„Wir sind der Bauausschuss und nicht die Sittenpolizei!“
Im oberbayerischen Waldkraiburg setzte sich am Mittwochabend der Bauausschuss mit der Frage auseinander, ob Erotikdarstellerin „Vika Viktoria“ und ihr Partner Genehmigung für Filme von zu Hause aus bekommen sollten.
Waldkraiburg – „Bauvoranfrage; Teilweise Nutzungsänderung eines Raumes in einer Wohnung für Internetübertragung von erotischen Darstellungen“ so lautet der neunte Tagesordnungspunkt für die am Mittwochabend stattfindende Sitzung des Bau-, Verkehr- und Umweltausschusses. Das Gremium musste darüber entscheiden, ob eine Ausnahme gemacht wird, da es sich nach Angaben des Paars um ein „nicht störendes Gewerbe“ handelt, wie innsalzach24.de* berichtet.
Vika Viktoria produziert gemeinsam mit ihrem Mann Christian „Bayernsepp“ L. von ihrer Wohnung in Waldkraiburg aus Schmuddelfilme. Bekannt wurden sie durch Medienberichte darüber, dass in der gemeinsamen Wohnung auch ihre drei Kinder wohnen. Sie betonen aber, dass diese von ihrer Arbeit nichts mitkriegen würden. Der Haushalt sei sauber. Wenn die Kinder zuhause sind, seien sie keine Erotikdarsteller mehr, sondern Eltern.
In der Folge hatten sich auch Jugendamt und ihr Vermieter bei ihnen gemeldet. Das Amt stellte jedoch keine Gefährdung des Kindeswohls fest. Der Vermieter hatte ihnen mit Kündigung gedroht.
Nach einer kurzen Diskussion stimmte der Bauausschuss mehrheitlich mit drei Gegenstimmen für die Genehmigung für das Paar.
Bauamtsleiter Rainer Schwunck stellte klar, dass die Stadtverwaltung die Thematik rein unter baurechtlichen Gesichtspunkten betrachtet habe. „Das haben wir uns wirklich nicht einfach gemacht und, unter anderem, auch eine Stellungnahme der Regierung eingeholt.“ Insgesamt spräche aus baurechtlicher Sicht nichts gegen die Ausnahmegenehmigung.

Aufgabenstellung:
Schreiben Sie aus dem obigen Bericht über die Waldkraiburger Bauausschusssitzung den Abschnitt wortgetreu ab, der mit den Worten „Vika Viktoria produziert“ einsetzt und mit „mit Kündigung gedroht.“ schließt.

Daten:
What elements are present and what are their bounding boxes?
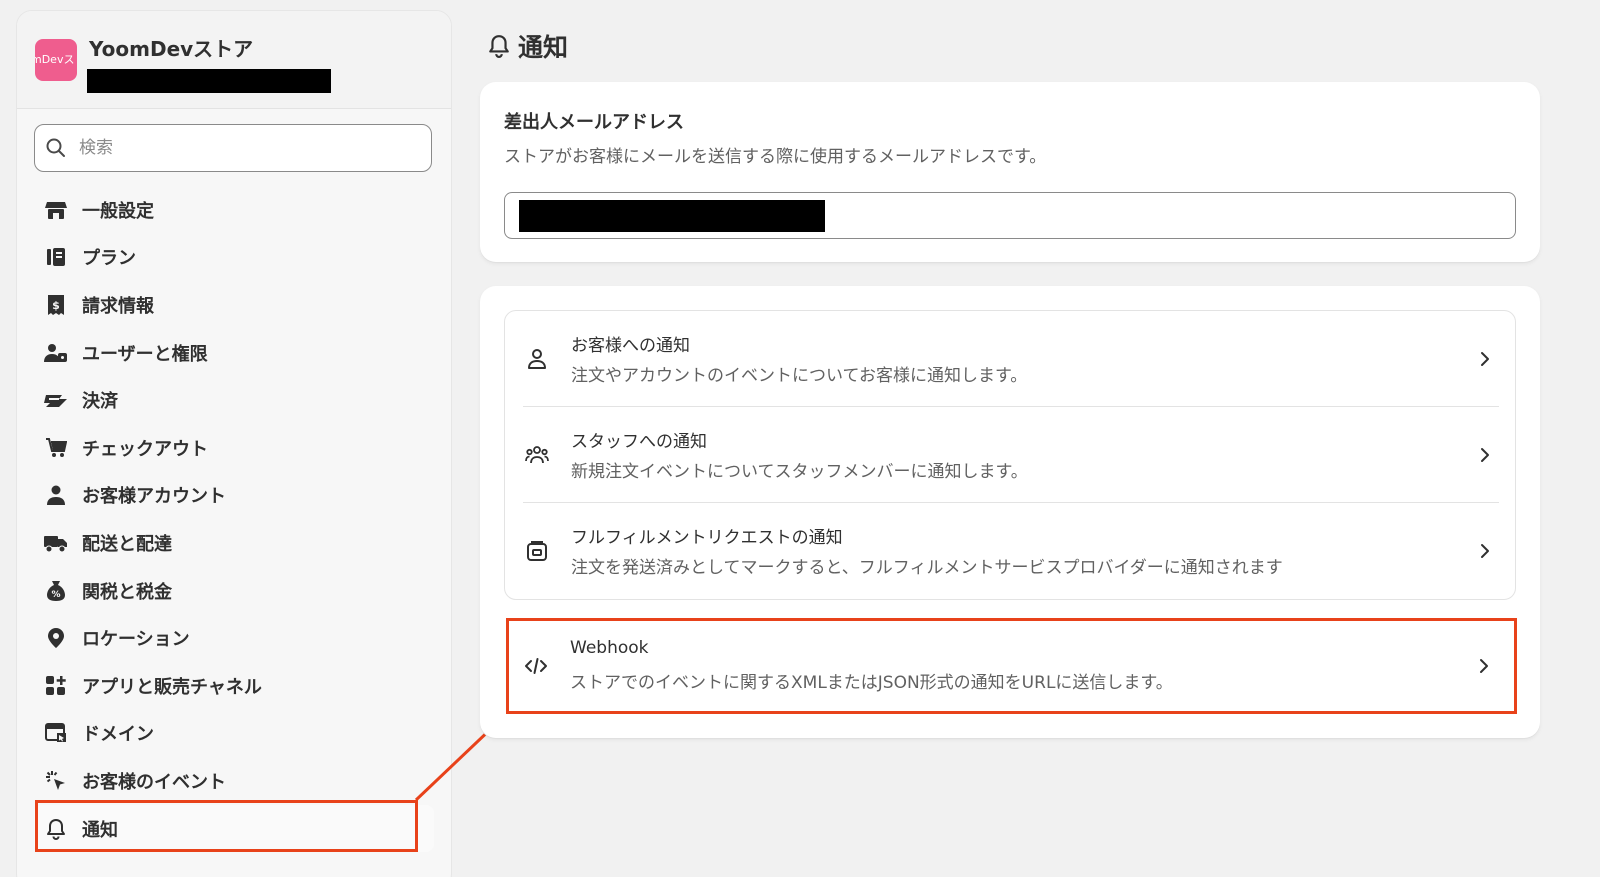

==

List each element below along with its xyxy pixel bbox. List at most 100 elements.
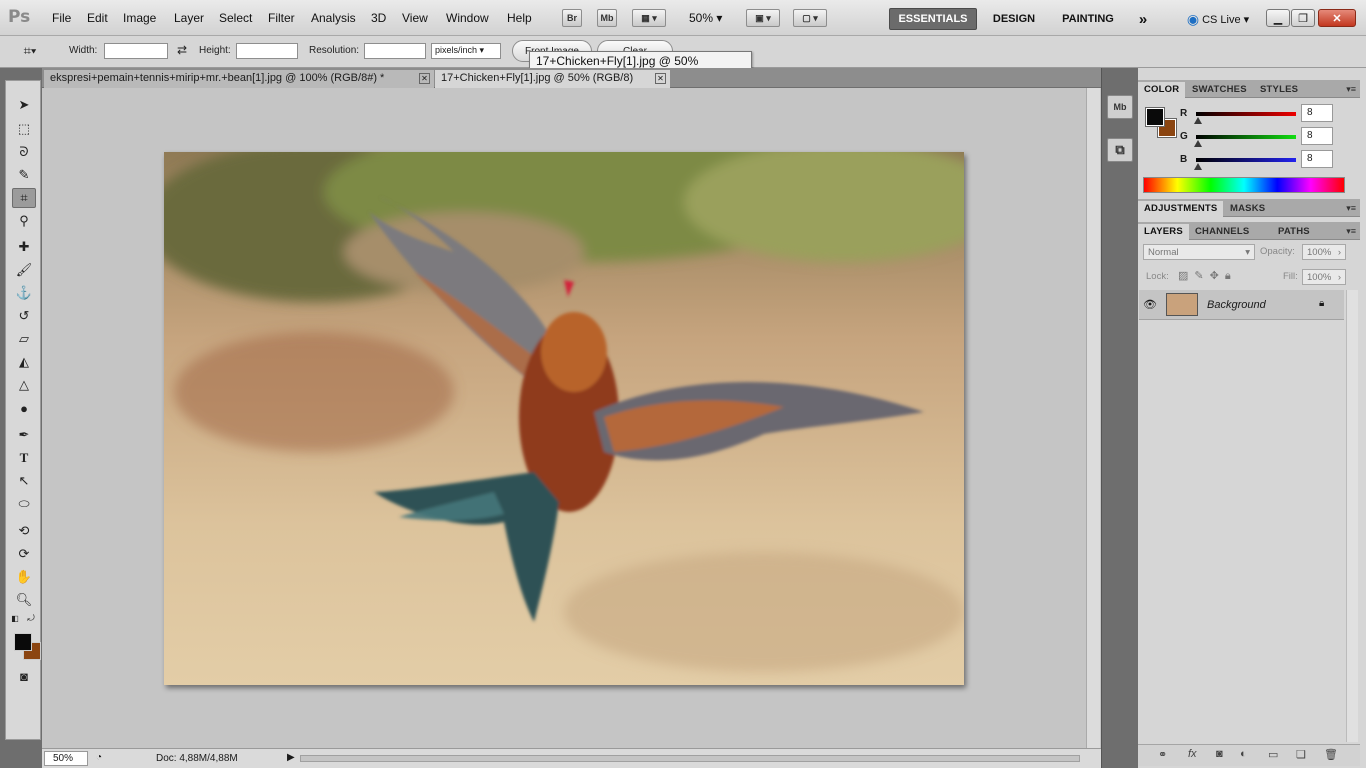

Lösung:
Vika Viktoria produziert gemeinsam mit ihrem Mann Christian „Bayernsepp“ L. von ihrer Wohnung in Waldkraiburg aus Schmuddelfilme. Bekannt wurden sie durch Medienberichte darüber, dass in der gemeinsamen Wohnung auch ihre drei Kinder wohnen. Sie betonen aber, dass diese von ihrer Arbeit nichts mitkriegen würden. Der Haushalt sei sauber. Wenn die Kinder zuhause sind, seien sie keine Erotikdarsteller mehr, sondern Eltern.
In der Folge hatten sich auch Jugendamt und ihr Vermieter bei ihnen gemeldet. Das Amt stellte jedoch keine Gefährdung des Kindeswohls fest. Der Vermieter hatte ihnen mit Kündigung gedroht.